WHAT YOU SHOULD DO
Scan the data beneath this task and copy each line that includes "were".

Stored records:
--

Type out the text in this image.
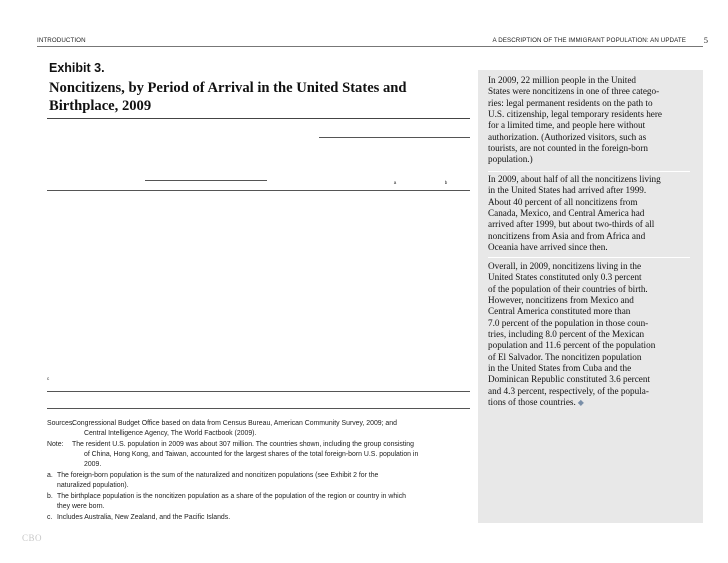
INTRODUCTION	A DESCRIPTION OF THE IMMIGRANT POPULATION: AN UPDATE 5
Exhibit 3.
Noncitizens, by Period of Arrival in the United States and Birthplace, 2009
$^a$	$^b$
$^c$

In 2009, 22 million people in the United

States were noncitizens in one of three catego-

ries: legal permanent residents on the path to

U.S. citizenship, legal temporary residents here

for a limited time, and people here without

authorization. (Authorized visitors, such as

tourists, are not counted in the foreign-born

population.)

In 2009, about half of all the noncitizens living

in the United States had arrived after 1999.

About 40 percent of all noncitizens from

Canada, Mexico, and Central America had

arrived after 1999, but about two-thirds of all

noncitizens from Asia and from Africa and

Oceania have arrived since then.

Overall, in 2009, noncitizens living in the

United States constituted only 0.3 percent

of the population of their countries of birth.

However, noncitizens from Mexico and

Central America constituted more than

7.0 percent of the population in those coun-

tries, including 8.0 percent of the Mexican

population and 11.6 percent of the population

of El Salvador. The noncitizen population

in the United States from Cuba and the

Dominican Republic constituted 3.6 percent

and 4.3 percent, respectively, of the popula-

tions of those countries. ◆

Sources:
Congressional Budget Office based on data from Census Bureau, American Community Survey, 2009; and
Central Intelligence Agency, The World Factbook (2009).
Note: The resident U.S. population in 2009 was about 307 million. The countries shown, including the group consisting
of China, Hong Kong, and Taiwan, accounted for the largest shares of the total foreign-born U.S. population in
2009.
a. The foreign-born population is the sum of the naturalized and noncitizen populations (see Exhibit 2 for the
naturalized population).
b. The birthplace population is the noncitizen population as a share of the population of the region or country in which
they were born.
c. Includes Australia, New Zealand, and the Pacific Islands.
CBO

--

RESPONSE FOR THIS EXERCISE
States were noncitizens in one of three catego-
they were born.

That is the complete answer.